» **TEXT PROVIDED**:
1. The man (shooter) and his wife came in the dog park and his wife kept her dog on a leash. Bringing a leashed dog into an area that is specifically designated as "off leash" put that dog at a disadvantage in terms of socializing and using the park in the manner in which it was meant to be used. If you don't trust your dog in an off-leash dog park -- DON'T GO TO THE PARK. You can walk ANYWHERE. Although it appears the leashed dog wasn't involved, it does indicate a certain degree of unfamiliarity with the customes of an off-leash park.

2. The man (shooter) and his wife should have left when they felt threatened by Diesel. Was Diesel a "bully"? Were other dogs afraid of him? Had he been terrorizing the park? Or was this just one of those weird reactions some dogs have to some other dog -- they take an "instant dislike" to another dog, through some series of signals that most humans don't see? Usually, fights between dogs at a dog park are between young male dogs (less than two years) who are undersocialized -- but of course, there are exceptions.

3. Neither owner seemed to be very savvy when it comes to dog park etiquette and managing dog behavior. Most dog owners know that it's very dangerous to wade into the middle of a dog fight. "Grab his collar!" Really?! Uh -- no, not unless you want to be bitten. Here's some recommendations from Animal Plant on how to break up a dog fight: Dog Park Drama: What's the Safest Way to Break Up a Dog Fight - The Daily Treat: Animal Planet All dog owners should know how to make a quick "noose" out of their leash to slip over a dogs head and pull taut.

» **MATERIAL SUPPLIED**:
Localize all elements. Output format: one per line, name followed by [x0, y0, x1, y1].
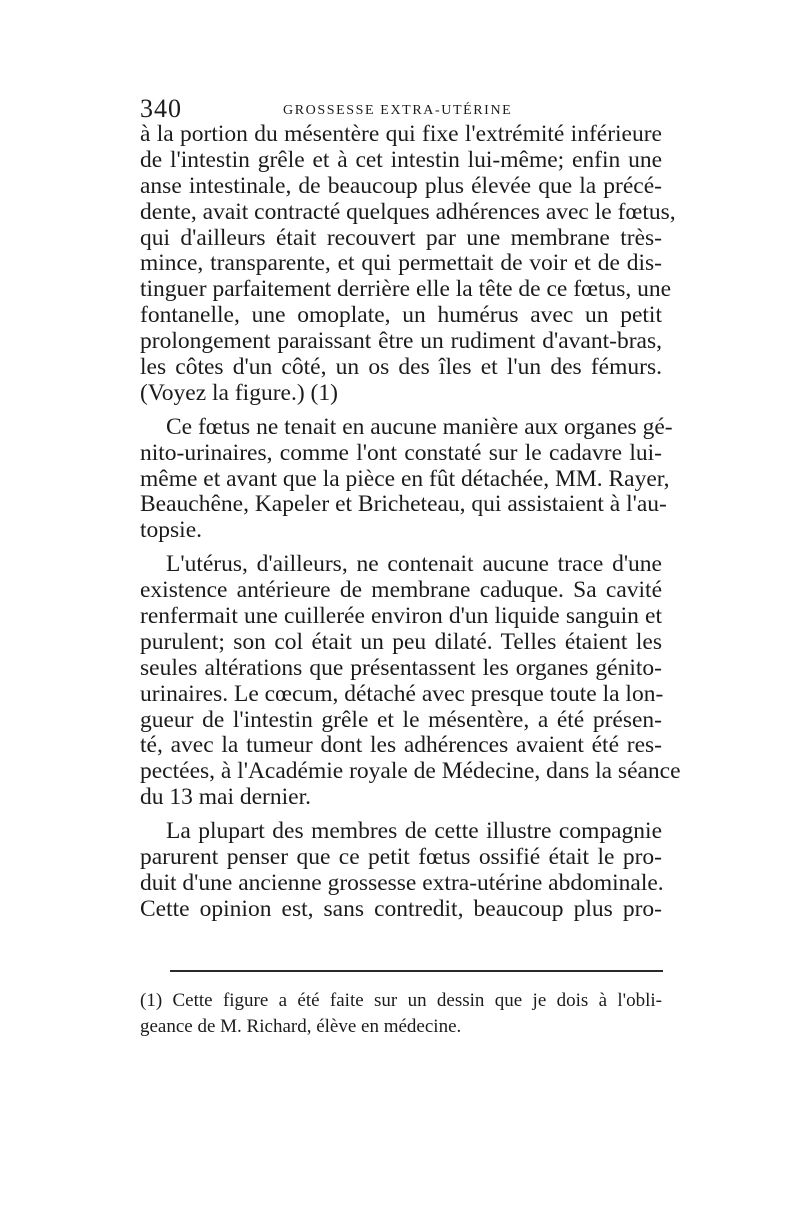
body-text: [140, 121, 681, 923]
footnote-line: geance de M. Richard, élève en médecine.: [140, 1015, 462, 1037]
running-head: GROSSESSE EXTRA-UTÉRINE: [283, 103, 513, 118]
text-line: tinguer parfaitement derrière elle la tête de ce fœtus, une: [140, 276, 672, 303]
text-line: (Voyez la figure.) (1): [140, 379, 338, 406]
paragraph-2: [140, 413, 673, 544]
text-line: même et avant que la pièce en fût détachée, MM. Rayer,: [140, 465, 670, 492]
paragraph-3: [140, 551, 681, 811]
footnote-line: (1) Cette figure a été faite sur un dessin que je dois à l'obli-: [140, 990, 662, 1011]
text-line: mince, transparente, et qui permettait de voir et de dis-: [140, 250, 662, 277]
paragraph-1: [140, 121, 676, 407]
text-line: purulent; son col était un peu dilaté. Telles étaient les: [140, 628, 662, 655]
text-line: les côtes d'un côté, un os des îles et l'un des fémurs.: [140, 354, 662, 381]
text-line: L'utérus, d'ailleurs, ne contenait aucune trace d'une: [166, 551, 662, 578]
page-number: 340: [140, 94, 182, 123]
text-line: urinaires. Le cœcum, détaché avec presque toute la lon-: [140, 680, 664, 707]
paragraph-4: [140, 819, 662, 923]
text-line: parurent penser que ce petit fœtus ossifié était le pro-: [140, 844, 662, 871]
text-line: Ce fœtus ne tenait en aucune manière aux organes gé-: [166, 413, 673, 440]
text-line: dente, avait contracté quelques adhérences avec le fœtus,: [140, 198, 676, 225]
text-line: existence antérieure de membrane caduque. Sa cavité: [140, 577, 662, 604]
footnote: [140, 988, 662, 1040]
text-line: té, avec la tumeur dont les adhérences avaient été res-: [140, 732, 662, 759]
text-line: pectées, à l'Académie royale de Médecine, dans la séance: [140, 758, 681, 785]
text-line: Cette opinion est, sans contredit, beaucoup plus pro-: [140, 895, 662, 922]
text-line: du 13 mai dernier.: [140, 784, 311, 811]
text-line: seules altérations que présentassent les organes génito-: [140, 654, 662, 681]
text-line: qui d'ailleurs était recouvert par une membrane très-: [140, 224, 662, 251]
text-line: fontanelle, une omoplate, un humérus avec un petit: [140, 302, 662, 329]
text-line: Beauchêne, Kapeler et Bricheteau, qui assistaient à l'au-: [140, 491, 667, 518]
text-line: à la portion du mésentère qui fixe l'extrémité inférieure: [140, 121, 662, 147]
footnote-rule: [170, 970, 663, 972]
text-line: de l'intestin grêle et à cet intestin lui-même; enfin une: [140, 146, 662, 173]
text-line: duit d'une ancienne grossesse extra-utérine abdominale.: [140, 869, 664, 896]
text-line: gueur de l'intestin grêle et le mésentère, a été présen-: [140, 706, 662, 733]
text-line: renfermait une cuillerée environ d'un liquide sanguin et: [140, 603, 662, 630]
text-line: nito-urinaires, comme l'ont constaté sur le cadavre lui-: [140, 439, 662, 466]
text-line: anse intestinale, de beaucoup plus élevée que la précé-: [140, 172, 662, 199]
text-line: La plupart des membres de cette illustre compagnie: [166, 818, 662, 845]
text-line: prolongement paraissant être un rudiment d'avant-bras,: [140, 328, 662, 355]
text-line: topsie.: [140, 517, 203, 544]
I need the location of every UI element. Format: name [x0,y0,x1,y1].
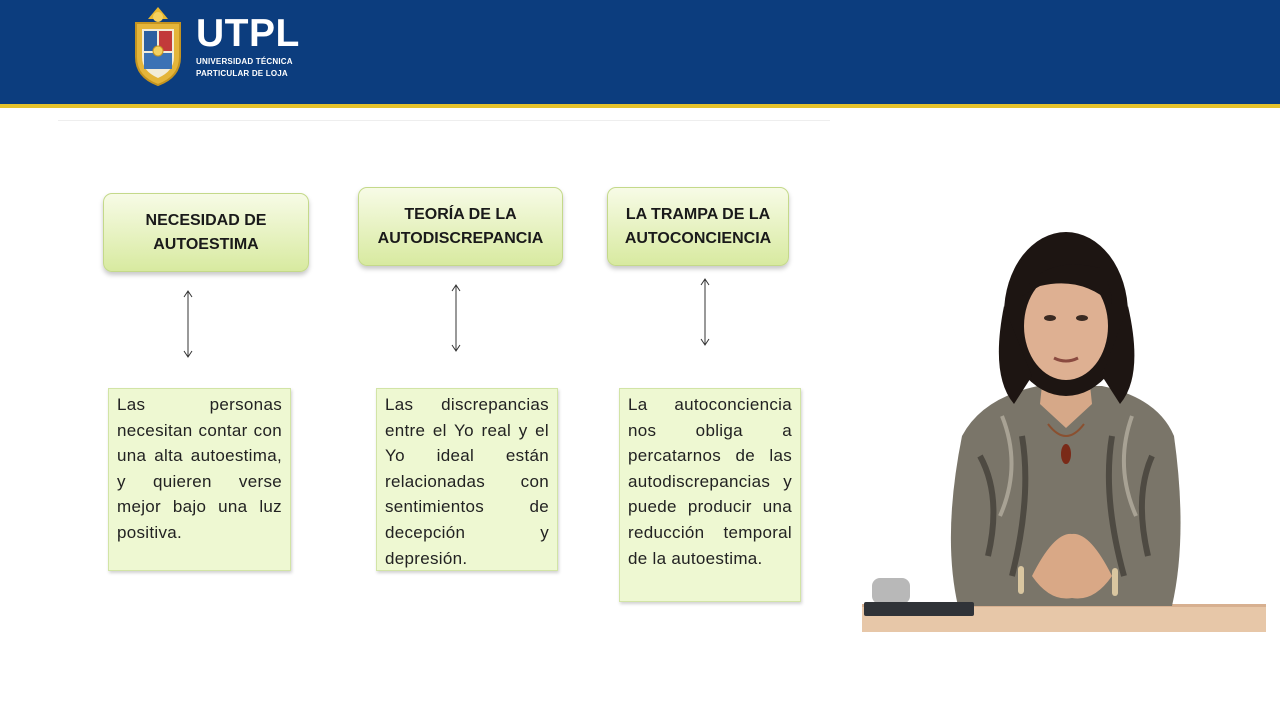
concept-description-autoestima: Las personas necesitan contar con una alta autoestima, y quieren verse mejor bajo una luz positiva. [108,388,291,571]
presenter-figure [862,136,1280,632]
double-arrow-icon [451,284,461,352]
concept-title-autoestima [103,193,309,272]
header-bar [0,0,1280,108]
university-seal-icon [130,5,186,87]
concept-title-line: AUTOESTIMA [153,235,259,253]
brand-name: UTPL [196,12,300,55]
concept-title-autoconciencia [607,187,789,266]
brand-subtitle-line2: PARTICULAR DE LOJA [196,69,288,78]
brand-subtitle [196,56,293,80]
concept-title-line: TEORÍA DE LA [404,205,517,223]
double-arrow-icon [183,290,193,358]
concept-title-line: NECESIDAD DE [145,211,267,229]
concept-title-line: LA TRAMPA DE LA [625,205,771,223]
concept-title-autodiscrepancia [358,187,563,266]
concept-title-line: AUTOCONCIENCIA [624,229,772,247]
divider [58,120,830,121]
concept-description-autodiscrepancia: Las discrepancias entre el Yo real y el Yo ideal están relacionadas con sentimientos de decepción y depresión. [376,388,558,571]
double-arrow-icon [700,278,710,346]
presenter-video [862,136,1280,632]
brand-subtitle-line1: UNIVERSIDAD TÉCNICA [196,57,293,66]
concept-description-autoconciencia: La autoconciencia nos obliga a percatarnos de las autodiscrepancias y puede producir una reducción temporal de la autoestima. [619,388,801,602]
concept-title-line: AUTODISCREPANCIA [377,229,544,247]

» **WHAT THE TASK ASKS**: Duplicate the dog park text between "3. Neither owner" and "and pull taut.", inclusive. Work only from the dog park text, not from the data.

» **ANSWER TO THE EXERCISE**:
3. Neither owner seemed to be very savvy when it comes to dog park etiquette and managing dog behavior. Most dog owners know that it's very dangerous to wade into the middle of a dog fight. "Grab his collar!" Really?! Uh -- no, not unless you want to be bitten. Here's some recommendations from Animal Plant on how to break up a dog fight: Dog Park Drama: What's the Safest Way to Break Up a Dog Fight - The Daily Treat: Animal Planet All dog owners should know how to make a quick "noose" out of their leash to slip over a dogs head and pull taut.